Task statement – Retype all material exactly. Pictures stay out of the copy.
* * * * * * *
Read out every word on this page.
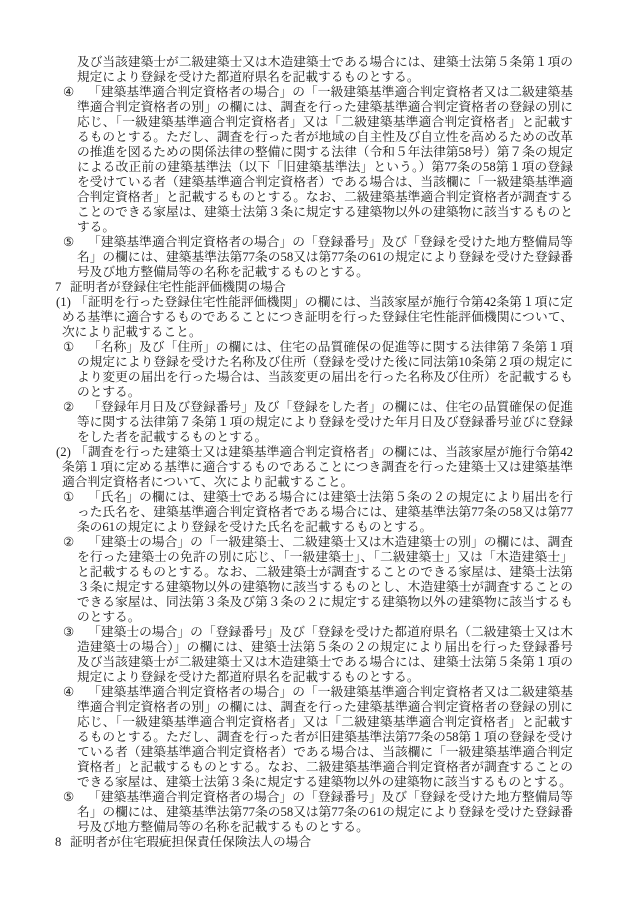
及び当該建築士が二級建築士又は木造建築士である場合には、建築士法第５条第１項の規定により登録を受けた都道府県名を記載するものとする。

④ 「建築基準適合判定資格者の場合」の「一級建築基準適合判定資格者又は二級建築基準適合判定資格者の別」の欄には、調査を行った建築基準適合判定資格者の登録の別に応じ、「一級建築基準適合判定資格者」又は「二級建築基準適合判定資格者」と記載するものとする。ただし、調査を行った者が地域の自主性及び自立性を高めるための改革の推進を図るための関係法律の整備に関する法律（令和５年法律第58号）第７条の規定による改正前の建築基準法（以下「旧建築基準法」という。）第77条の58第１項の登録を受けている者（建築基準適合判定資格者）である場合は、当該欄に「一級建築基準適合判定資格者」と記載するものとする。なお、二級建築基準適合判定資格者が調査することのできる家屋は、建築士法第３条に規定する建築物以外の建築物に該当するものとする。

⑤ 「建築基準適合判定資格者の場合」の「登録番号」及び「登録を受けた地方整備局等名」の欄には、建築基準法第77条の58又は第77条の61の規定により登録を受けた登録番号及び地方整備局等の名称を記載するものとする。

7 証明者が登録住宅性能評価機関の場合

(1) 「証明を行った登録住宅性能評価機関」の欄には、当該家屋が施行令第42条第１項に定める基準に適合するものであることにつき証明を行った登録住宅性能評価機関について、次により記載すること。

① 「名称」及び「住所」の欄には、住宅の品質確保の促進等に関する法律第７条第１項の規定により登録を受けた名称及び住所（登録を受けた後に同法第10条第２項の規定により変更の届出を行った場合は、当該変更の届出を行った名称及び住所）を記載するものとする。

② 「登録年月日及び登録番号」及び「登録をした者」の欄には、住宅の品質確保の促進等に関する法律第７条第１項の規定により登録を受けた年月日及び登録番号並びに登録をした者を記載するものとする。

(2) 「調査を行った建築士又は建築基準適合判定資格者」の欄には、当該家屋が施行令第42条第１項に定める基準に適合するものであることにつき調査を行った建築士又は建築基準適合判定資格者について、次により記載すること。

① 「氏名」の欄には、建築士である場合には建築士法第５条の２の規定により届出を行った氏名を、建築基準適合判定資格者である場合には、建築基準法第77条の58又は第77条の61の規定により登録を受けた氏名を記載するものとする。

② 「建築士の場合」の「一級建築士、二級建築士又は木造建築士の別」の欄には、調査を行った建築士の免許の別に応じ、「一級建築士」、「二級建築士」又は「木造建築士」と記載するものとする。なお、二級建築士が調査することのできる家屋は、建築士法第３条に規定する建築物以外の建築物に該当するものとし、木造建築士が調査することのできる家屋は、同法第３条及び第３条の２に規定する建築物以外の建築物に該当するものとする。

③ 「建築士の場合」の「登録番号」及び「登録を受けた都道府県名（二級建築士又は木造建築士の場合）」の欄には、建築士法第５条の２の規定により届出を行った登録番号及び当該建築士が二級建築士又は木造建築士である場合には、建築士法第５条第１項の規定により登録を受けた都道府県名を記載するものとする。

④ 「建築基準適合判定資格者の場合」の「一級建築基準適合判定資格者又は二級建築基準適合判定資格者の別」の欄には、調査を行った建築基準適合判定資格者の登録の別に応じ、「一級建築基準適合判定資格者」又は「二級建築基準適合判定資格者」と記載するものとする。ただし、調査を行った者が旧建築基準法第77条の58第１項の登録を受けている者（建築基準適合判定資格者）である場合は、当該欄に「一級建築基準適合判定資格者」と記載するものとする。なお、二級建築基準適合判定資格者が調査することのできる家屋は、建築士法第３条に規定する建築物以外の建築物に該当するものとする。

⑤ 「建築基準適合判定資格者の場合」の「登録番号」及び「登録を受けた地方整備局等名」の欄には、建築基準法第77条の58又は第77条の61の規定により登録を受けた登録番号及び地方整備局等の名称を記載するものとする。

8 証明者が住宅瑕疵担保責任保険法人の場合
* * * * * * *
Exercise output –
Read out every word on this page.
及び当該建築士が二級建築士又は木造建築士である場合には、建築士法第５条第１項の規定により登録を受けた都道府県名を記載するものとする。

④ 「建築基準適合判定資格者の場合」の「一級建築基準適合判定資格者又は二級建築基準適合判定資格者の別」の欄には、調査を行った建築基準適合判定資格者の登録の別に応じ、「一級建築基準適合判定資格者」又は「二級建築基準適合判定資格者」と記載するものとする。ただし、調査を行った者が地域の自主性及び自立性を高めるための改革の推進を図るための関係法律の整備に関する法律（令和５年法律第58号）第７条の規定による改正前の建築基準法（以下「旧建築基準法」という。）第77条の58第１項の登録を受けている者（建築基準適合判定資格者）である場合は、当該欄に「一級建築基準適合判定資格者」と記載するものとする。なお、二級建築基準適合判定資格者が調査することのできる家屋は、建築士法第３条に規定する建築物以外の建築物に該当するものとする。

⑤ 「建築基準適合判定資格者の場合」の「登録番号」及び「登録を受けた地方整備局等名」の欄には、建築基準法第77条の58又は第77条の61の規定により登録を受けた登録番号及び地方整備局等の名称を記載するものとする。

7 証明者が登録住宅性能評価機関の場合

(1) 「証明を行った登録住宅性能評価機関」の欄には、当該家屋が施行令第42条第１項に定める基準に適合するものであることにつき証明を行った登録住宅性能評価機関について、次により記載すること。

① 「名称」及び「住所」の欄には、住宅の品質確保の促進等に関する法律第７条第１項の規定により登録を受けた名称及び住所（登録を受けた後に同法第10条第２項の規定により変更の届出を行った場合は、当該変更の届出を行った名称及び住所）を記載するものとする。

② 「登録年月日及び登録番号」及び「登録をした者」の欄には、住宅の品質確保の促進等に関する法律第７条第１項の規定により登録を受けた年月日及び登録番号並びに登録をした者を記載するものとする。

(2) 「調査を行った建築士又は建築基準適合判定資格者」の欄には、当該家屋が施行令第42条第１項に定める基準に適合するものであることにつき調査を行った建築士又は建築基準適合判定資格者について、次により記載すること。

① 「氏名」の欄には、建築士である場合には建築士法第５条の２の規定により届出を行った氏名を、建築基準適合判定資格者である場合には、建築基準法第77条の58又は第77条の61の規定により登録を受けた氏名を記載するものとする。

② 「建築士の場合」の「一級建築士、二級建築士又は木造建築士の別」の欄には、調査を行った建築士の免許の別に応じ、「一級建築士」、「二級建築士」又は「木造建築士」と記載するものとする。なお、二級建築士が調査することのできる家屋は、建築士法第３条に規定する建築物以外の建築物に該当するものとし、木造建築士が調査することのできる家屋は、同法第３条及び第３条の２に規定する建築物以外の建築物に該当するものとする。

③ 「建築士の場合」の「登録番号」及び「登録を受けた都道府県名（二級建築士又は木造建築士の場合）」の欄には、建築士法第５条の２の規定により届出を行った登録番号及び当該建築士が二級建築士又は木造建築士である場合には、建築士法第５条第１項の規定により登録を受けた都道府県名を記載するものとする。

④ 「建築基準適合判定資格者の場合」の「一級建築基準適合判定資格者又は二級建築基準適合判定資格者の別」の欄には、調査を行った建築基準適合判定資格者の登録の別に応じ、「一級建築基準適合判定資格者」又は「二級建築基準適合判定資格者」と記載するものとする。ただし、調査を行った者が旧建築基準法第77条の58第１項の登録を受けている者（建築基準適合判定資格者）である場合は、当該欄に「一級建築基準適合判定資格者」と記載するものとする。なお、二級建築基準適合判定資格者が調査することのできる家屋は、建築士法第３条に規定する建築物以外の建築物に該当するものとする。

⑤ 「建築基準適合判定資格者の場合」の「登録番号」及び「登録を受けた地方整備局等名」の欄には、建築基準法第77条の58又は第77条の61の規定により登録を受けた登録番号及び地方整備局等の名称を記載するものとする。

8 証明者が住宅瑕疵担保責任保険法人の場合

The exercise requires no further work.